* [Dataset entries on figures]
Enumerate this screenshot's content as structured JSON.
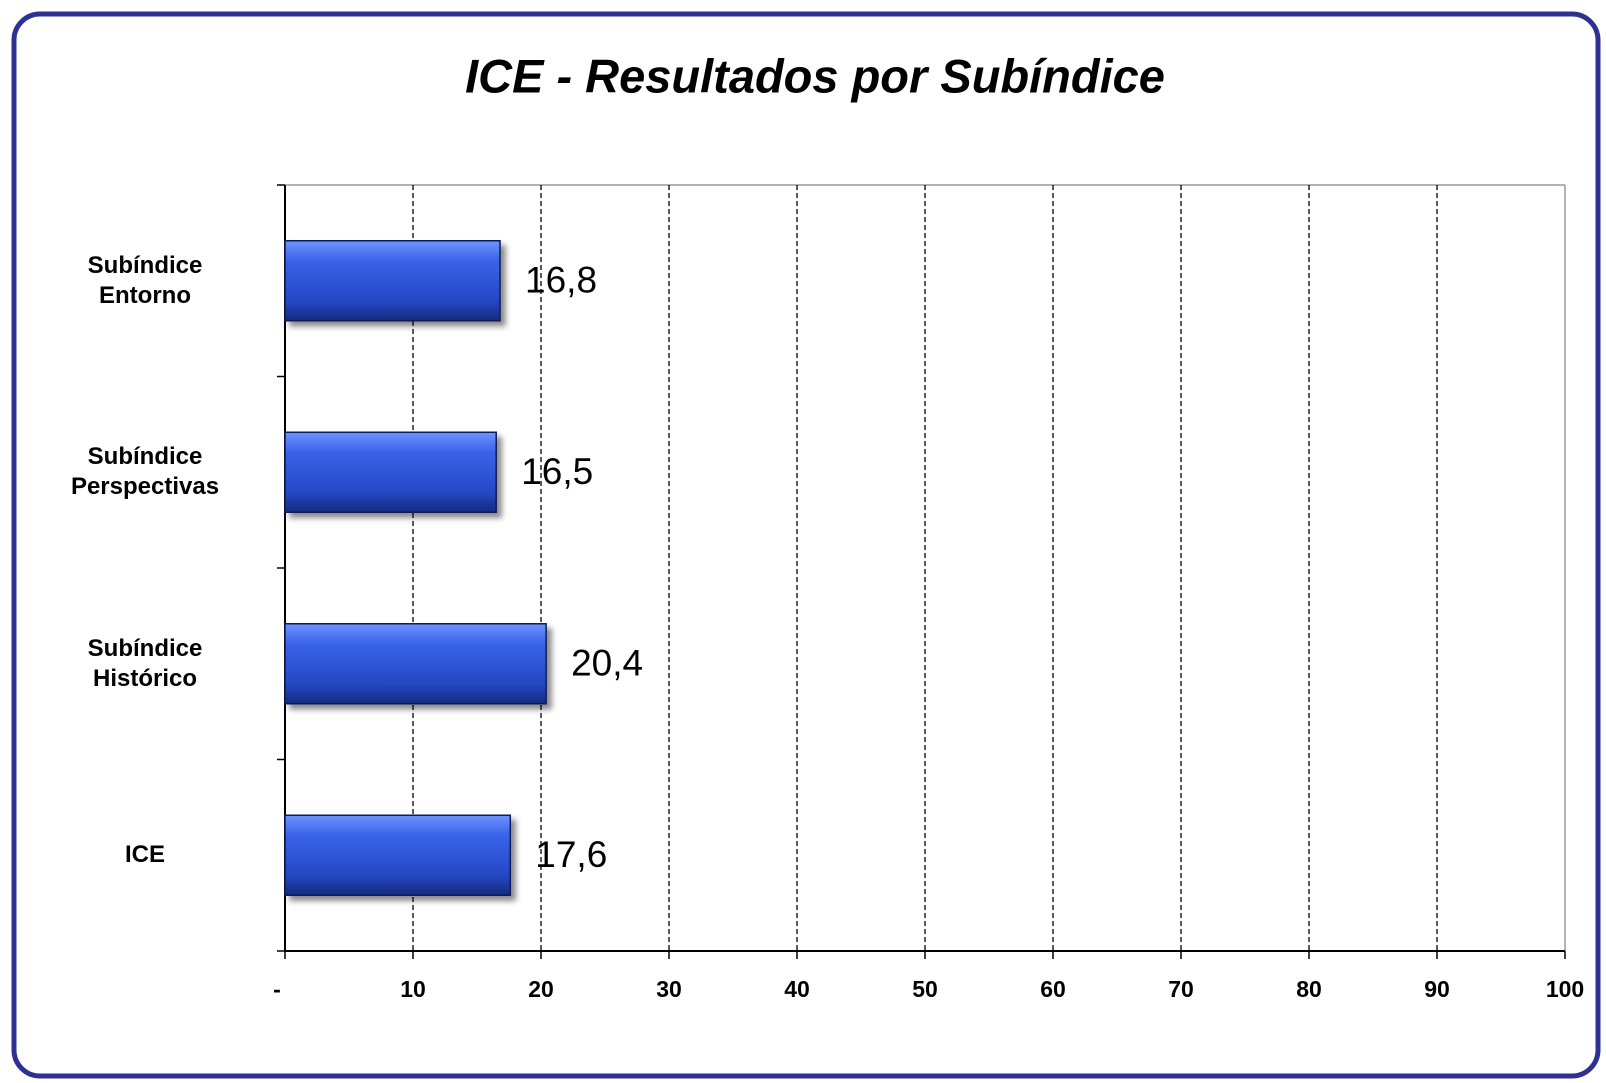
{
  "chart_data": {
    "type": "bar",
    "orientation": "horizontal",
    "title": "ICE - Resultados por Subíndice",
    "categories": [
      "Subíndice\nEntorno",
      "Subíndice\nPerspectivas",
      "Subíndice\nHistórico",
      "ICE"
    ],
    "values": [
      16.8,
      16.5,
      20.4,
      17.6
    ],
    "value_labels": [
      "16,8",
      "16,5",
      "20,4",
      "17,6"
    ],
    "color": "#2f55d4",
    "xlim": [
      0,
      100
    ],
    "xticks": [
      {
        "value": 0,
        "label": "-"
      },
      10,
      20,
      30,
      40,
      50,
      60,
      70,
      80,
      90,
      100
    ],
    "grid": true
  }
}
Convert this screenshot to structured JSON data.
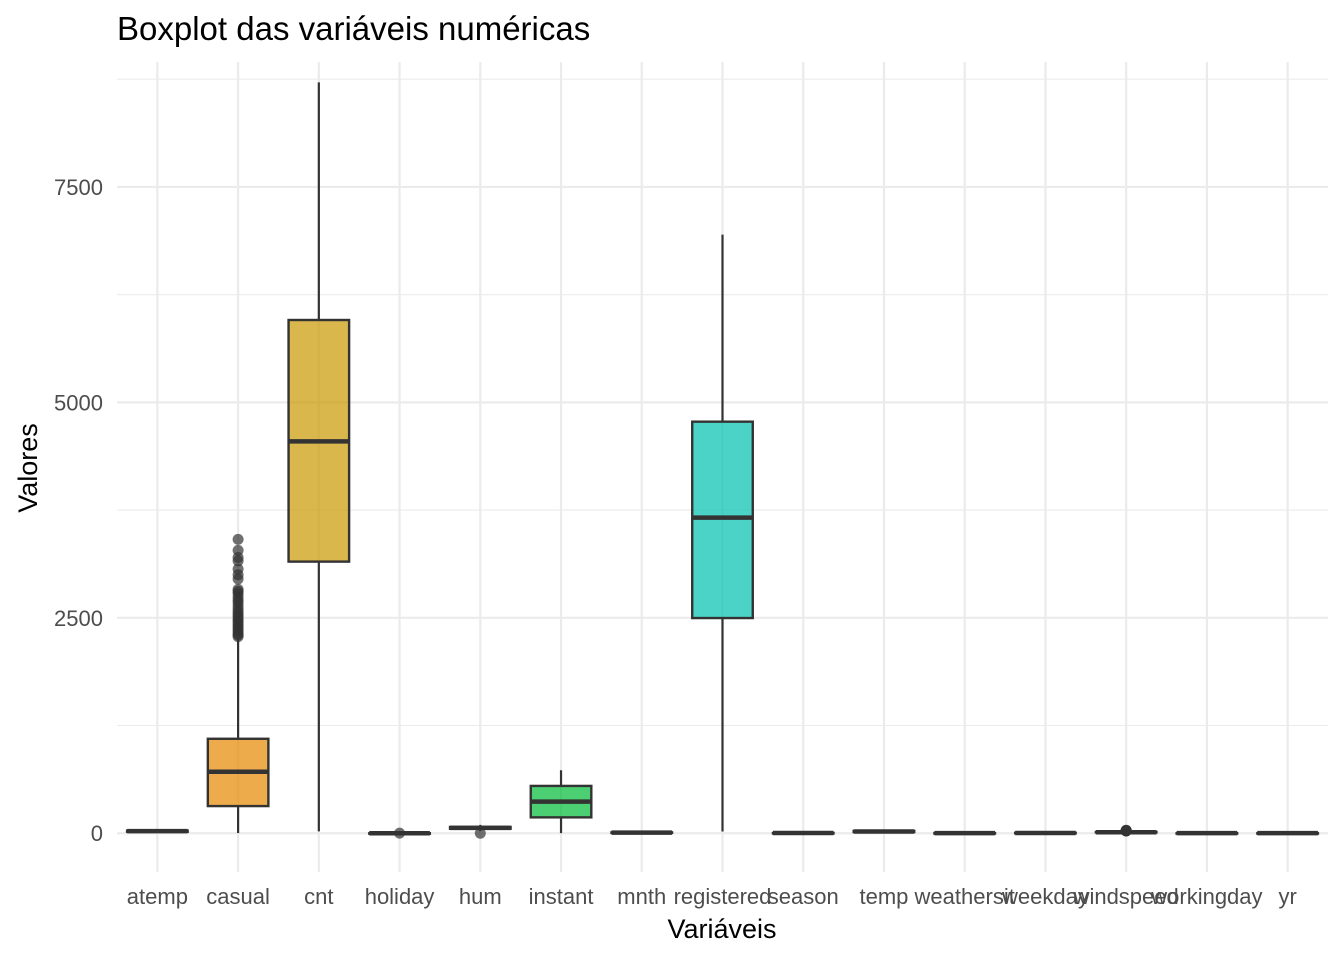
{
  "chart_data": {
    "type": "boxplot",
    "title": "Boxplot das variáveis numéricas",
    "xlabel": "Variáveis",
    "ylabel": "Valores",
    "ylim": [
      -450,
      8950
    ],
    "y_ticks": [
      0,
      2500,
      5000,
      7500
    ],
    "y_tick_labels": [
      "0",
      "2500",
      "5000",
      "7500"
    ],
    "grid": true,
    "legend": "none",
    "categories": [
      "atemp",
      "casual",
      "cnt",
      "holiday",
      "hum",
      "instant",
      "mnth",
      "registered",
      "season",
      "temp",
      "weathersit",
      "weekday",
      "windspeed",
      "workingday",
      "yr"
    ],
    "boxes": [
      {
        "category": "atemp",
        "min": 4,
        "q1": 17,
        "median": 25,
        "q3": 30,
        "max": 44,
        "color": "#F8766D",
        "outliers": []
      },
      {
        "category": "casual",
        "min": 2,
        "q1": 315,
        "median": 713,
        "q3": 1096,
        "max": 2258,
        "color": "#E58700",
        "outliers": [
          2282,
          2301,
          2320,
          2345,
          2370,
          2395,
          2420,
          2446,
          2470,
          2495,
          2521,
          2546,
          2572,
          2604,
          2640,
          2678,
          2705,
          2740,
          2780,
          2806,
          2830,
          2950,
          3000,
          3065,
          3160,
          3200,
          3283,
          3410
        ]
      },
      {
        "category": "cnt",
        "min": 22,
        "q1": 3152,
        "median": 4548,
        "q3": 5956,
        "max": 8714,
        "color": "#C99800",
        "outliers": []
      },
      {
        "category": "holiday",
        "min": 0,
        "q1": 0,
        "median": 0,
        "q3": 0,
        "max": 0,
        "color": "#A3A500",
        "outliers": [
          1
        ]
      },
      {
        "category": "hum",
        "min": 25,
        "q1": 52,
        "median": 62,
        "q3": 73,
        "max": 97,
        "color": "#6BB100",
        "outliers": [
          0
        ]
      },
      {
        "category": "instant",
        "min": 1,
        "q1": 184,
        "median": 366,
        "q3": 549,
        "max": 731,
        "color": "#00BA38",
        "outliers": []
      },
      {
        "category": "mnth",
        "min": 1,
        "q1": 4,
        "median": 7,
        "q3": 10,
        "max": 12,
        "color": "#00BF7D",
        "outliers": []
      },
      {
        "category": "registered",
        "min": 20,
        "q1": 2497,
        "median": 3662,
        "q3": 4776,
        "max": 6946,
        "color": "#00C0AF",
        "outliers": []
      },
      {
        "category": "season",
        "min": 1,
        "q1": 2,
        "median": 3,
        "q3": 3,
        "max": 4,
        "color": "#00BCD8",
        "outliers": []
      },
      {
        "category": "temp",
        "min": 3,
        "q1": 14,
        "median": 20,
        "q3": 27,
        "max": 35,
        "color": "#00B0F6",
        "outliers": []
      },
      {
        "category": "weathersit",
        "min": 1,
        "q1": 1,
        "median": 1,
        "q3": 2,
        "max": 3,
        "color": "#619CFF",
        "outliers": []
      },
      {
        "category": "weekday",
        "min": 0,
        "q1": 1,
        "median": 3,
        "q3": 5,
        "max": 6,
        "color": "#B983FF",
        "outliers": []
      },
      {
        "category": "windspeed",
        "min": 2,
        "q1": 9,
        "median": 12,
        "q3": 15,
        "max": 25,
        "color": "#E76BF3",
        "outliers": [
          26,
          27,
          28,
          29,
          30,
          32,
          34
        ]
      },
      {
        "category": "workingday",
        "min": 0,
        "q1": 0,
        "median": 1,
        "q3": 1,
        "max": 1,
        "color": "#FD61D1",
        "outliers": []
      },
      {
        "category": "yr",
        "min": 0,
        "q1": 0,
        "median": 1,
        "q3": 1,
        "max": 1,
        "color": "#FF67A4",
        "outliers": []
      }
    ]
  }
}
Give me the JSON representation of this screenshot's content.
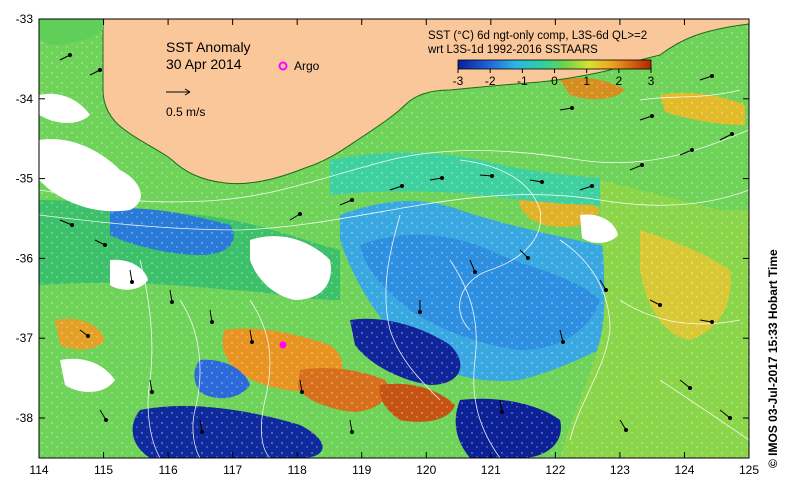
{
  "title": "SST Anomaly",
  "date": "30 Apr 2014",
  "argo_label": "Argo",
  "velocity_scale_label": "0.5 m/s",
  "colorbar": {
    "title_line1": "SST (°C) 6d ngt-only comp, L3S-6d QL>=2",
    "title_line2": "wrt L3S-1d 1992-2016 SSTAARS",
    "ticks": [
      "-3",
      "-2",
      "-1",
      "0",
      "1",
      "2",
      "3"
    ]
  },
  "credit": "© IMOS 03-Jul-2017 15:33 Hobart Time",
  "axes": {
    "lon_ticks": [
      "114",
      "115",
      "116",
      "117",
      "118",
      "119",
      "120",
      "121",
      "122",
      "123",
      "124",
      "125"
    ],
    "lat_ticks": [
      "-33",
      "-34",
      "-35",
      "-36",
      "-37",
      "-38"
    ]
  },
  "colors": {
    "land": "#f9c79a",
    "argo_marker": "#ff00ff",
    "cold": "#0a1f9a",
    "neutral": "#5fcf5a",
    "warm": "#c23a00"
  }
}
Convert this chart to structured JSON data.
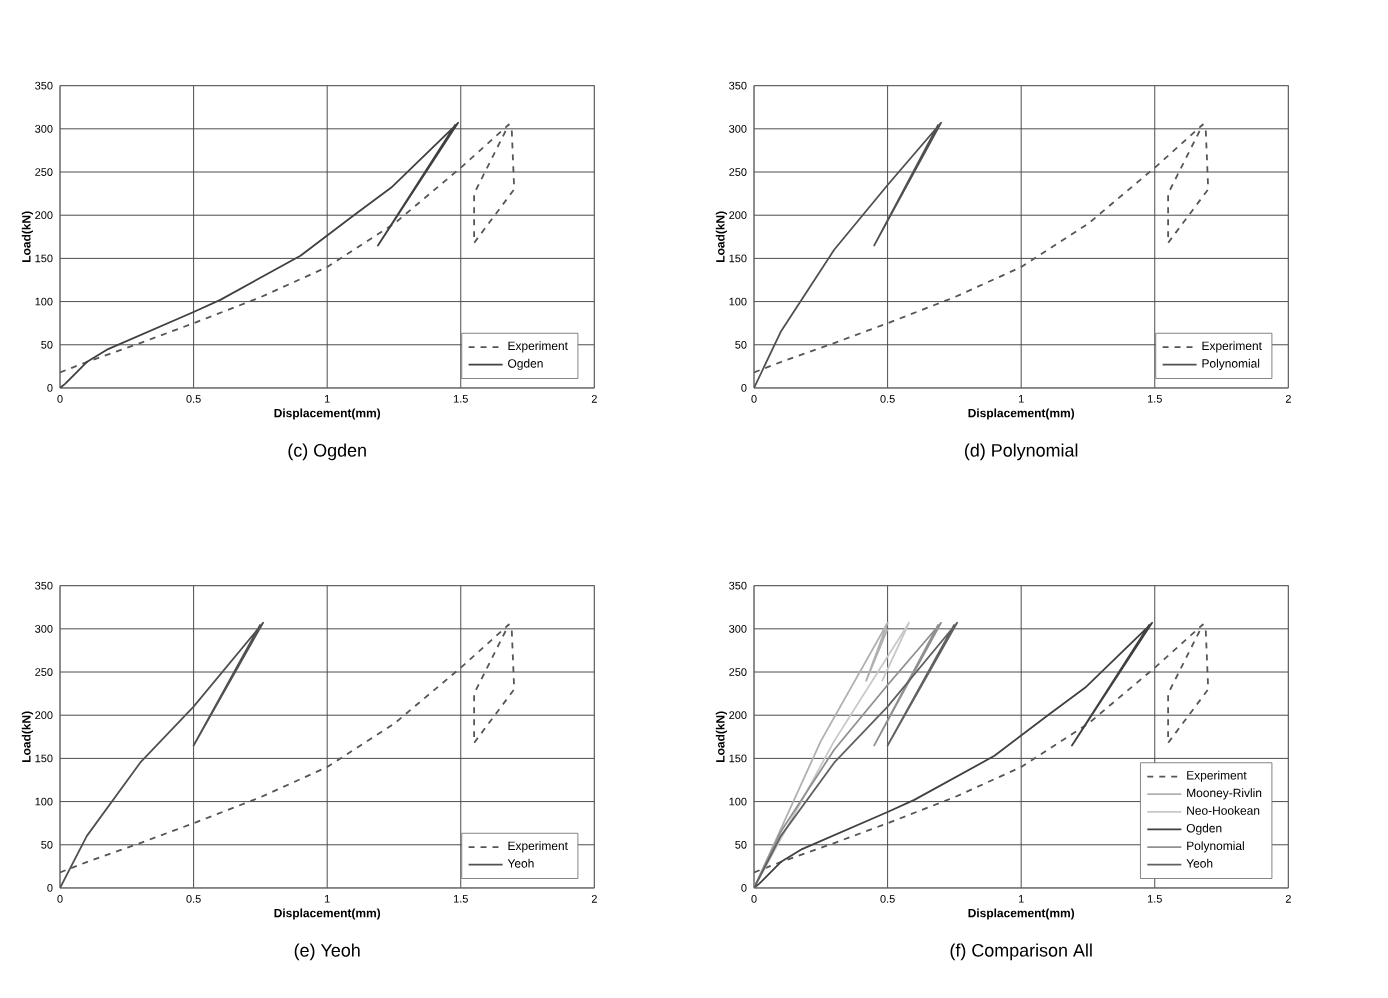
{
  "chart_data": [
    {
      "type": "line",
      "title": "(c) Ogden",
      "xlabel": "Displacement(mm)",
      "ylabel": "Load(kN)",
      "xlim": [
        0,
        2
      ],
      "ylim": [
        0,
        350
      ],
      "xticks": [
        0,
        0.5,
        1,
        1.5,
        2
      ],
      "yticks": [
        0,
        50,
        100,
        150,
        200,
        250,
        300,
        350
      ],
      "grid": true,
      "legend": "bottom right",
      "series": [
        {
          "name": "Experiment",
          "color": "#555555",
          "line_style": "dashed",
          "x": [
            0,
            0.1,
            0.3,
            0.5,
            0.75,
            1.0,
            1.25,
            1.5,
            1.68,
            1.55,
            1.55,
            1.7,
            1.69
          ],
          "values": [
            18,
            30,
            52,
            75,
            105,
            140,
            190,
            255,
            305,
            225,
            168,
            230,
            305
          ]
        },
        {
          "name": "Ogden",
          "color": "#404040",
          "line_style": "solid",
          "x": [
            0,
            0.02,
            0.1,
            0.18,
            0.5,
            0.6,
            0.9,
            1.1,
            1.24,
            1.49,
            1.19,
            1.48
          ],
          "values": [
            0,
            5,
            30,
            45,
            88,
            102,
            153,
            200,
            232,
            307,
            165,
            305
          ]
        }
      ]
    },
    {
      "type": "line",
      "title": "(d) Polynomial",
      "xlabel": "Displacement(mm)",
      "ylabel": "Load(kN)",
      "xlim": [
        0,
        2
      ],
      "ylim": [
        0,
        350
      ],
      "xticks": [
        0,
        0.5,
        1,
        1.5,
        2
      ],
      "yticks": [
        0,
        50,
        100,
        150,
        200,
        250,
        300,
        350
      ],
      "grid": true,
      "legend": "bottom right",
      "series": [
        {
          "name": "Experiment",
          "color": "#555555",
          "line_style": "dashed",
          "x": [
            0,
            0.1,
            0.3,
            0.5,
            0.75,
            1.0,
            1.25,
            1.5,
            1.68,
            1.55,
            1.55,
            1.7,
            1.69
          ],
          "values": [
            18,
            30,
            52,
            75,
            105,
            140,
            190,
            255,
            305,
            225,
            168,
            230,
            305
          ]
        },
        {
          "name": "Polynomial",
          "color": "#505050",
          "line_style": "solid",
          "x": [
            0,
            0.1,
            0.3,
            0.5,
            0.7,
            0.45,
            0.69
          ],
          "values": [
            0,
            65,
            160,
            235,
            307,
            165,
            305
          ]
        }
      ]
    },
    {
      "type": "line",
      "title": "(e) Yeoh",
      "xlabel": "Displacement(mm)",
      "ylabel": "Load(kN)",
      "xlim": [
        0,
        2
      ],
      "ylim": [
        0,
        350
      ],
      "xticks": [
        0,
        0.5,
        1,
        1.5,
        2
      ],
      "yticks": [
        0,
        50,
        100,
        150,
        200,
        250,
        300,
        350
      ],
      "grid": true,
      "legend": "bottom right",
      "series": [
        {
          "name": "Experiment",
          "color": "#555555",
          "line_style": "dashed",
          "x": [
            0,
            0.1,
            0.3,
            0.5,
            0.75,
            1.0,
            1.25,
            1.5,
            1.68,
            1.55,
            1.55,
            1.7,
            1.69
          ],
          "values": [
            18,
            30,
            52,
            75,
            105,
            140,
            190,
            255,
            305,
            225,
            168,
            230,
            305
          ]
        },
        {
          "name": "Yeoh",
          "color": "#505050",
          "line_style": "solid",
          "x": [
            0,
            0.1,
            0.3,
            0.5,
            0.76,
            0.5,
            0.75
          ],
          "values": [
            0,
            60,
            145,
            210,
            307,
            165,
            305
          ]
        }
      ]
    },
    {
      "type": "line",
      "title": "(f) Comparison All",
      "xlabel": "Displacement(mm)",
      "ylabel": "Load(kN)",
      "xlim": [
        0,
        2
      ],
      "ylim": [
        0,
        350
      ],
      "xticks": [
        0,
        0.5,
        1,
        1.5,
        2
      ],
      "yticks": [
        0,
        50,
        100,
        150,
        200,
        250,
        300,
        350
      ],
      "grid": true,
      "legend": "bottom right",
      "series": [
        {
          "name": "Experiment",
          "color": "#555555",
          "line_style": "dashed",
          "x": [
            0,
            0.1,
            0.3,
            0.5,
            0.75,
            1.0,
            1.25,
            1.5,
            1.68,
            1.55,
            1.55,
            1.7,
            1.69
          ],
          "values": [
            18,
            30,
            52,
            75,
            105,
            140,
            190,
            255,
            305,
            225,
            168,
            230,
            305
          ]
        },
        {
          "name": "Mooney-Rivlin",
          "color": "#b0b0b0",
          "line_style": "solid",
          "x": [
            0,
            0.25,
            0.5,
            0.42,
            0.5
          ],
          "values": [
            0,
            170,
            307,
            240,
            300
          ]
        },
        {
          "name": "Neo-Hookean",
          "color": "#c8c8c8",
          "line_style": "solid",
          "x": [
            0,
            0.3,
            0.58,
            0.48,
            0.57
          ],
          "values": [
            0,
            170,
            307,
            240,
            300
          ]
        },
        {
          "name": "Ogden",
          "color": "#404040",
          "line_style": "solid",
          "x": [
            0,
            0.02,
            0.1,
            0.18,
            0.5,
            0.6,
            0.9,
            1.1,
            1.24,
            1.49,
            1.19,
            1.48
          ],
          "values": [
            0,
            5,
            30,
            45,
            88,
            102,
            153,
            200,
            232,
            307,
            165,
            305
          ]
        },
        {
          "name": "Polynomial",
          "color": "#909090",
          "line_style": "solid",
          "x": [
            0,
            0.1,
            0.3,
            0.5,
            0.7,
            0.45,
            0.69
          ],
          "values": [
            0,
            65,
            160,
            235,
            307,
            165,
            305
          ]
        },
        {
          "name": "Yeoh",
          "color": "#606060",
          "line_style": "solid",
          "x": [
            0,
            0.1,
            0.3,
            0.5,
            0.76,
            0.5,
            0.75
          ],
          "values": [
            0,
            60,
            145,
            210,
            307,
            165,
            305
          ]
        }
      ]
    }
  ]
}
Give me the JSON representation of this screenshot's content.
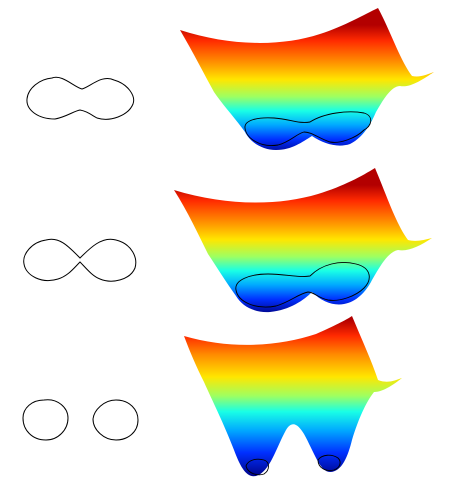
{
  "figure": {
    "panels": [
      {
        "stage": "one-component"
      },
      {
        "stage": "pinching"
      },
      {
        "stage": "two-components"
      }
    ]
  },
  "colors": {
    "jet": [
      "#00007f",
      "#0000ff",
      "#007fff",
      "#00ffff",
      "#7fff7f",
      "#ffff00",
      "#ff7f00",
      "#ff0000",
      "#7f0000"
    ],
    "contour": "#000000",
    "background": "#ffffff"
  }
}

* [Work to be completed] Go through the material and copy out every line with "JSON" in it.

* [Complete output]
Enumerate this screenshot's content as structured JSON.
Convert this screenshot to structured JSON data.
Give me the JSON representation of this screenshot's content.
Convert this chart to structured JSON data.
Give me the JSON representation of this screenshot's content.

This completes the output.